(EXERCISE DETAILS)
In the response, each entry below should appear again exactly as given.

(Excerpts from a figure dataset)
* * * *

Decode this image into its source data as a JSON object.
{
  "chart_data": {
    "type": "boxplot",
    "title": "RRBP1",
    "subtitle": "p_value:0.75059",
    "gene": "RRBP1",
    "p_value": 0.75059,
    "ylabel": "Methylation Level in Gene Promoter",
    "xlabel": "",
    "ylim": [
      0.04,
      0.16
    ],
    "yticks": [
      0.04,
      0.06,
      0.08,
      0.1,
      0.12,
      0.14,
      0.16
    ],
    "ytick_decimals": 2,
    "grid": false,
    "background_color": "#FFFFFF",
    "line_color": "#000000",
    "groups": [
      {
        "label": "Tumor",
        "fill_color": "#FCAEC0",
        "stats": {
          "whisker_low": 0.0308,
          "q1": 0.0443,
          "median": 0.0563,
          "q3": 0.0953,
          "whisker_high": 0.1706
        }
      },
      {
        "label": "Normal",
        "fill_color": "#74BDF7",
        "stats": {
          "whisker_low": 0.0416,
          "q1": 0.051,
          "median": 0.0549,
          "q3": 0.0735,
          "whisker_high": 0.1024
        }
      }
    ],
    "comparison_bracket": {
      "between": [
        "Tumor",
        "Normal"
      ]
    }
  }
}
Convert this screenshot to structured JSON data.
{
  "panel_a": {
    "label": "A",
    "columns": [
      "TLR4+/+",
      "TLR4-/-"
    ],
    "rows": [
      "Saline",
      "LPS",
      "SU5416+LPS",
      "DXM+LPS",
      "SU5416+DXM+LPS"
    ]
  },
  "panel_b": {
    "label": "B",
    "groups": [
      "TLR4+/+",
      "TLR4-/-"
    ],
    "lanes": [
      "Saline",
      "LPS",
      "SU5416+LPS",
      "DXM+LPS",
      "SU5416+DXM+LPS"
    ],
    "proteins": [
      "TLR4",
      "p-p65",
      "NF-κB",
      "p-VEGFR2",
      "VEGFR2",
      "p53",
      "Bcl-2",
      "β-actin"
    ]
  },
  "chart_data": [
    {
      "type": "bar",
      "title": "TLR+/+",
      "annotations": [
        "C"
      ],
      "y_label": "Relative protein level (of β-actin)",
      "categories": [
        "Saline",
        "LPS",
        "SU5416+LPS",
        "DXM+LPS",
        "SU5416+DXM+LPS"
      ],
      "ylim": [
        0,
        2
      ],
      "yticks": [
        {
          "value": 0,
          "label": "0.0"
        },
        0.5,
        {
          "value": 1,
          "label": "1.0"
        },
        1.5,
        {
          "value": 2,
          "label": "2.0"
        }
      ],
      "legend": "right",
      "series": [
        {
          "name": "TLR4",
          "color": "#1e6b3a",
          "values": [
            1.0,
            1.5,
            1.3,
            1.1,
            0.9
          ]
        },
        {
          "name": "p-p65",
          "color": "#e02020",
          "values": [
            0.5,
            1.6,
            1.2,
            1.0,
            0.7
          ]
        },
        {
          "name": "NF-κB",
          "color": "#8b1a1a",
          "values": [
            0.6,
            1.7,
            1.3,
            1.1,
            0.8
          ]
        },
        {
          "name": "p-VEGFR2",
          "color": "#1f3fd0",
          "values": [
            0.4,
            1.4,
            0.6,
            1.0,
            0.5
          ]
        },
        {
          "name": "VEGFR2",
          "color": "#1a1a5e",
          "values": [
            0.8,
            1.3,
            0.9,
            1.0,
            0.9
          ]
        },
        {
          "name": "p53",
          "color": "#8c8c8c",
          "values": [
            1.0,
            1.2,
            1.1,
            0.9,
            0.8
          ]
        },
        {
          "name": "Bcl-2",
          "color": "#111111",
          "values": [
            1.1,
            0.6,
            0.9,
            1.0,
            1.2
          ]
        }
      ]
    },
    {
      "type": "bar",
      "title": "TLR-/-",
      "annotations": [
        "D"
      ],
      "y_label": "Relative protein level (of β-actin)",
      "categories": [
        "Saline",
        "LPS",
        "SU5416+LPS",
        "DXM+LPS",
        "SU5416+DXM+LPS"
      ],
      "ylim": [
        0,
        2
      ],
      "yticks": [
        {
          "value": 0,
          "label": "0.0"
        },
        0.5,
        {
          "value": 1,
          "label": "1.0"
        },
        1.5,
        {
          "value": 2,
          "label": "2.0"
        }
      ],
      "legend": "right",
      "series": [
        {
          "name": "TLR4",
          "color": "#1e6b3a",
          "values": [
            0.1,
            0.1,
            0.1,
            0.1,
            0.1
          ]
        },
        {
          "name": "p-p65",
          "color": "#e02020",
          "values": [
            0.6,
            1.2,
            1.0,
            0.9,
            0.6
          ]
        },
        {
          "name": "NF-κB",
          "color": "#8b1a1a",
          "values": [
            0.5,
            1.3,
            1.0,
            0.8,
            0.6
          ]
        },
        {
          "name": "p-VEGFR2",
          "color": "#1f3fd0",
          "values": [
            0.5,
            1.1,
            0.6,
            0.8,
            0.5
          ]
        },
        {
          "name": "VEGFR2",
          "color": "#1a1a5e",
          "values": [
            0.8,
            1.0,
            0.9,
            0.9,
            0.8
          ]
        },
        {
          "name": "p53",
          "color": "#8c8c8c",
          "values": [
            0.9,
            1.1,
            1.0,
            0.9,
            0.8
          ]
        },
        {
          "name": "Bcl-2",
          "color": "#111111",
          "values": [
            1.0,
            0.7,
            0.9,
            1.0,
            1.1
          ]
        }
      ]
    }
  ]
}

* * * *

(ANSWER TO THIS EXERCISE)
Decode this image into its source data as a JSON object.
{
  "chart_data": {
    "type": "boxplot",
    "title": "RRBP1",
    "subtitle": "p_value:0.75059",
    "gene": "RRBP1",
    "p_value": 0.75059,
    "ylabel": "Methylation Level in Gene Promoter",
    "xlabel": "",
    "ylim": [
      0.04,
      0.16
    ],
    "yticks": [
      0.04,
      0.06,
      0.08,
      0.1,
      0.12,
      0.14,
      0.16
    ],
    "ytick_decimals": 2,
    "grid": false,
    "background_color": "#FFFFFF",
    "line_color": "#000000",
    "groups": [
      {
        "label": "Tumor",
        "fill_color": "#FCAEC0",
        "stats": {
          "whisker_low": 0.0308,
          "q1": 0.0443,
          "median": 0.0563,
          "q3": 0.0953,
          "whisker_high": 0.1706
        }
      },
      {
        "label": "Normal",
        "fill_color": "#74BDF7",
        "stats": {
          "whisker_low": 0.0416,
          "q1": 0.051,
          "median": 0.0549,
          "q3": 0.0735,
          "whisker_high": 0.1024
        }
      }
    ],
    "comparison_bracket": {
      "between": [
        "Tumor",
        "Normal"
      ]
    }
  }
}
Convert this screenshot to structured JSON data.
{
  "panel_a": {
    "label": "A",
    "columns": [
      "TLR4+/+",
      "TLR4-/-"
    ],
    "rows": [
      "Saline",
      "LPS",
      "SU5416+LPS",
      "DXM+LPS",
      "SU5416+DXM+LPS"
    ]
  },
  "panel_b": {
    "label": "B",
    "groups": [
      "TLR4+/+",
      "TLR4-/-"
    ],
    "lanes": [
      "Saline",
      "LPS",
      "SU5416+LPS",
      "DXM+LPS",
      "SU5416+DXM+LPS"
    ],
    "proteins": [
      "TLR4",
      "p-p65",
      "NF-κB",
      "p-VEGFR2",
      "VEGFR2",
      "p53",
      "Bcl-2",
      "β-actin"
    ]
  },
  "chart_data": [
    {
      "type": "bar",
      "title": "TLR+/+",
      "annotations": [
        "C"
      ],
      "y_label": "Relative protein level (of β-actin)",
      "categories": [
        "Saline",
        "LPS",
        "SU5416+LPS",
        "DXM+LPS",
        "SU5416+DXM+LPS"
      ],
      "ylim": [
        0,
        2
      ],
      "yticks": [
        {
          "value": 0,
          "label": "0.0"
        },
        0.5,
        {
          "value": 1,
          "label": "1.0"
        },
        1.5,
        {
          "value": 2,
          "label": "2.0"
        }
      ],
      "legend": "right",
      "series": [
        {
          "name": "TLR4",
          "color": "#1e6b3a",
          "values": [
            1.0,
            1.5,
            1.3,
            1.1,
            0.9
          ]
        },
        {
          "name": "p-p65",
          "color": "#e02020",
          "values": [
            0.5,
            1.6,
            1.2,
            1.0,
            0.7
          ]
        },
        {
          "name": "NF-κB",
          "color": "#8b1a1a",
          "values": [
            0.6,
            1.7,
            1.3,
            1.1,
            0.8
          ]
        },
        {
          "name": "p-VEGFR2",
          "color": "#1f3fd0",
          "values": [
            0.4,
            1.4,
            0.6,
            1.0,
            0.5
          ]
        },
        {
          "name": "VEGFR2",
          "color": "#1a1a5e",
          "values": [
            0.8,
            1.3,
            0.9,
            1.0,
            0.9
          ]
        },
        {
          "name": "p53",
          "color": "#8c8c8c",
          "values": [
            1.0,
            1.2,
            1.1,
            0.9,
            0.8
          ]
        },
        {
          "name": "Bcl-2",
          "color": "#111111",
          "values": [
            1.1,
            0.6,
            0.9,
            1.0,
            1.2
          ]
        }
      ]
    },
    {
      "type": "bar",
      "title": "TLR-/-",
      "annotations": [
        "D"
      ],
      "y_label": "Relative protein level (of β-actin)",
      "categories": [
        "Saline",
        "LPS",
        "SU5416+LPS",
        "DXM+LPS",
        "SU5416+DXM+LPS"
      ],
      "ylim": [
        0,
        2
      ],
      "yticks": [
        {
          "value": 0,
          "label": "0.0"
        },
        0.5,
        {
          "value": 1,
          "label": "1.0"
        },
        1.5,
        {
          "value": 2,
          "label": "2.0"
        }
      ],
      "legend": "right",
      "series": [
        {
          "name": "TLR4",
          "color": "#1e6b3a",
          "values": [
            0.1,
            0.1,
            0.1,
            0.1,
            0.1
          ]
        },
        {
          "name": "p-p65",
          "color": "#e02020",
          "values": [
            0.6,
            1.2,
            1.0,
            0.9,
            0.6
          ]
        },
        {
          "name": "NF-κB",
          "color": "#8b1a1a",
          "values": [
            0.5,
            1.3,
            1.0,
            0.8,
            0.6
          ]
        },
        {
          "name": "p-VEGFR2",
          "color": "#1f3fd0",
          "values": [
            0.5,
            1.1,
            0.6,
            0.8,
            0.5
          ]
        },
        {
          "name": "VEGFR2",
          "color": "#1a1a5e",
          "values": [
            0.8,
            1.0,
            0.9,
            0.9,
            0.8
          ]
        },
        {
          "name": "p53",
          "color": "#8c8c8c",
          "values": [
            0.9,
            1.1,
            1.0,
            0.9,
            0.8
          ]
        },
        {
          "name": "Bcl-2",
          "color": "#111111",
          "values": [
            1.0,
            0.7,
            0.9,
            1.0,
            1.1
          ]
        }
      ]
    }
  ]
}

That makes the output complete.